WHAT YOU ARE ASKED TO DO – Find how many lines of the listing include the string "wall", and report only that figure.
::::::
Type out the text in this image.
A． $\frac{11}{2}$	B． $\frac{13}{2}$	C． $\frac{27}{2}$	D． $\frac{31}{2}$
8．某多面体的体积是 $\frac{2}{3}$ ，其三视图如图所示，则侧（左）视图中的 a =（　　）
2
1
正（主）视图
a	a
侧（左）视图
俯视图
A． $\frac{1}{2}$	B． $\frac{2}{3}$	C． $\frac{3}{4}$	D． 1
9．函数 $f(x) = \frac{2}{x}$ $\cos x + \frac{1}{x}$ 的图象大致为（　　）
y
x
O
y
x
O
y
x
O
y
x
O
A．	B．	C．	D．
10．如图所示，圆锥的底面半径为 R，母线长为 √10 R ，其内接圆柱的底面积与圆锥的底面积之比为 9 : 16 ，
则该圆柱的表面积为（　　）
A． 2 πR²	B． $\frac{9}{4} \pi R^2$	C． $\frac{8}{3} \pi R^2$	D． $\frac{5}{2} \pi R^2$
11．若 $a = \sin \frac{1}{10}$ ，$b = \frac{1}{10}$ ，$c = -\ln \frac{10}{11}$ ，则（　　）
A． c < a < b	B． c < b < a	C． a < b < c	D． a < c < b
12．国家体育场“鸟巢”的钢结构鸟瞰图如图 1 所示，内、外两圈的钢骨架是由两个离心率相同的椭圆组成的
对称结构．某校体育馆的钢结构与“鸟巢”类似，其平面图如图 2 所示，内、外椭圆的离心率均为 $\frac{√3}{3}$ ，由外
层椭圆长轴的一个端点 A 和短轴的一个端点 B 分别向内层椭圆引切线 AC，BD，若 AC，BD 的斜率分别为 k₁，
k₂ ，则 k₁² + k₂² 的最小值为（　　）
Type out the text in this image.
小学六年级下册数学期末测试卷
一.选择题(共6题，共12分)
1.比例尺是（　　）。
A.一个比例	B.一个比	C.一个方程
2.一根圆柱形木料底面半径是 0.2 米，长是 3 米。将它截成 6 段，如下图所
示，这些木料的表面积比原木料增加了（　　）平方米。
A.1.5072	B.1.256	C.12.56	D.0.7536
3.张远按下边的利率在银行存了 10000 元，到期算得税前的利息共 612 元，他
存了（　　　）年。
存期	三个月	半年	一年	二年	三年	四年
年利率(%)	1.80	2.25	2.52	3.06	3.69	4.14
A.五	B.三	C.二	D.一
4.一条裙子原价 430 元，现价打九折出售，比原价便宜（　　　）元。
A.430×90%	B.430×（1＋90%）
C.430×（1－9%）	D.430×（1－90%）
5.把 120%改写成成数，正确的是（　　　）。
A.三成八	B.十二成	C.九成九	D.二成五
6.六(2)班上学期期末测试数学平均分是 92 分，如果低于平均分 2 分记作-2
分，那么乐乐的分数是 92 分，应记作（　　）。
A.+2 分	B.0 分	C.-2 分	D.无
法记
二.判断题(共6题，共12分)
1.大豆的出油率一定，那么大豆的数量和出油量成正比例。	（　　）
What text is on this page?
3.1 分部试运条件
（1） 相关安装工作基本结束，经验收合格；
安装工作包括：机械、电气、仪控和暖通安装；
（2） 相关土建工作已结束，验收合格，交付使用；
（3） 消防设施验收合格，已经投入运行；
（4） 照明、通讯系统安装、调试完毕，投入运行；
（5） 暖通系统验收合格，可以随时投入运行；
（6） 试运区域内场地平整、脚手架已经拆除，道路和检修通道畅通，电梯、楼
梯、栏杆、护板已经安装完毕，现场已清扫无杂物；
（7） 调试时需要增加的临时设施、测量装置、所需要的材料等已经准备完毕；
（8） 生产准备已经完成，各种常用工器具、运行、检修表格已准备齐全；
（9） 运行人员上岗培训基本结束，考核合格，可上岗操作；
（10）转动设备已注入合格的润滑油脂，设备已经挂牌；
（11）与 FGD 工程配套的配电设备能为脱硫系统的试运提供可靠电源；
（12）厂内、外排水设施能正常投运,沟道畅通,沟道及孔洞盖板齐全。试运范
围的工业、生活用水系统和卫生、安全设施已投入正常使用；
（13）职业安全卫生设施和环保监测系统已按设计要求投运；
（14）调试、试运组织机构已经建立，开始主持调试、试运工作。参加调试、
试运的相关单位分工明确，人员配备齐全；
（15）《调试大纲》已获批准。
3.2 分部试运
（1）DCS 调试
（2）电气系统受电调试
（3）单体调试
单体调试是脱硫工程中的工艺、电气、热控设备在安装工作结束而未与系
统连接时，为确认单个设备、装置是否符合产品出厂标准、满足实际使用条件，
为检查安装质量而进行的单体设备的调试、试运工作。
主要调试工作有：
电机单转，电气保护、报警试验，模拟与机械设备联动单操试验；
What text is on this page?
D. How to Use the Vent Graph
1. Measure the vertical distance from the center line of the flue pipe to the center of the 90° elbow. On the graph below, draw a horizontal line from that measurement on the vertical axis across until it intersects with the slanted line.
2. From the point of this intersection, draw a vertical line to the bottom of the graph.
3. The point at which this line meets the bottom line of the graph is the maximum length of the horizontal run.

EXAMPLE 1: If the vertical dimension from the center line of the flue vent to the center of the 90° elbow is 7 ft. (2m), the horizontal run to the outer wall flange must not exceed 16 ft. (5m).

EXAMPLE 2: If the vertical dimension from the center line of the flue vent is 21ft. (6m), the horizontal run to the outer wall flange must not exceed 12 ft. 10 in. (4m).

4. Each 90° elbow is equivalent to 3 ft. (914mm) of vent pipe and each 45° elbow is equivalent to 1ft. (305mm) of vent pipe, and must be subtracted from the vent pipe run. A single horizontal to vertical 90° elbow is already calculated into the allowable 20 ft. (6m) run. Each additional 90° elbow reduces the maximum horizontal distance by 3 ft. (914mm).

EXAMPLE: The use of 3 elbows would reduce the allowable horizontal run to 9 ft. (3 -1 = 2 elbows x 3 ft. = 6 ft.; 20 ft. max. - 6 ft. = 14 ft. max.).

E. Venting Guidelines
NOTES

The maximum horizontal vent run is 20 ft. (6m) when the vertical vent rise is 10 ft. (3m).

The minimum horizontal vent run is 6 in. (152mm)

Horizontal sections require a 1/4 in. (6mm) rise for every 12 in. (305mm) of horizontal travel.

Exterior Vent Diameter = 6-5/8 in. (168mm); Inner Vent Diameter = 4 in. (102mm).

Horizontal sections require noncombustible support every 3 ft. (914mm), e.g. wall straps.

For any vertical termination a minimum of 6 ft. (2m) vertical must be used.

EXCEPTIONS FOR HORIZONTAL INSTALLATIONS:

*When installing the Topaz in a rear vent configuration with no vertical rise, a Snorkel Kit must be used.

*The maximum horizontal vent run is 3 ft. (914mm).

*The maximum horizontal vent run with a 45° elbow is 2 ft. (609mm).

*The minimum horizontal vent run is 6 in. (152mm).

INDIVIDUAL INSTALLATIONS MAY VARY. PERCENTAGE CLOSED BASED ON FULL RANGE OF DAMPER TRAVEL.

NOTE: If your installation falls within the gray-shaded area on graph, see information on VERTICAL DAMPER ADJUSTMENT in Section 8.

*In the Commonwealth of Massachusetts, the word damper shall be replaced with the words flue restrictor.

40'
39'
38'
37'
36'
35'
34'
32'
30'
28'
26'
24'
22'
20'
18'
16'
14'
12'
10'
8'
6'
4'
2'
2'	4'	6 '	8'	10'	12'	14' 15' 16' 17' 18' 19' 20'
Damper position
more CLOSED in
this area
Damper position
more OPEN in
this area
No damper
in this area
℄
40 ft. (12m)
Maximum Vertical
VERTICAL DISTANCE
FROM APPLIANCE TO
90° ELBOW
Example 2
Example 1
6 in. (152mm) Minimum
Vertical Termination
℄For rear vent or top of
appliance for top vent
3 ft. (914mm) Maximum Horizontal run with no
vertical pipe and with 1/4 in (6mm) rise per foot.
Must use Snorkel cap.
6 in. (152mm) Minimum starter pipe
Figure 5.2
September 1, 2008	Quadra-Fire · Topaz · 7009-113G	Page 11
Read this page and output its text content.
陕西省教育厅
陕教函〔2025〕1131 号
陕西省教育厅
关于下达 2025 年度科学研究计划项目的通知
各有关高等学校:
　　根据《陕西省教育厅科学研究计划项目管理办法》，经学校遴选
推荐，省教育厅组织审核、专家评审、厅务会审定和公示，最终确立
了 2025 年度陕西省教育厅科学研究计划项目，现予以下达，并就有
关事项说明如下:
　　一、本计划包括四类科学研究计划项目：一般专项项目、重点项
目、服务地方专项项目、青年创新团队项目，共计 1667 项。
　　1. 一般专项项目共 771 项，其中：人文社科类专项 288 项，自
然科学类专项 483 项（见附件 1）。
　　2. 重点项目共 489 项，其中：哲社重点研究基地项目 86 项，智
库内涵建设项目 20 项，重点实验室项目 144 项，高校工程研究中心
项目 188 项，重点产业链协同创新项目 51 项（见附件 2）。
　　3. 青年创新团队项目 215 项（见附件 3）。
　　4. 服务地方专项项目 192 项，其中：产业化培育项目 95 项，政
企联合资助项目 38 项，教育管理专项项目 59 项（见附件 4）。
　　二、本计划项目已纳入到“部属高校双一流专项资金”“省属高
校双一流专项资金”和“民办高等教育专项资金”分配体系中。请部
::::::
RIGHT ANSWER – 3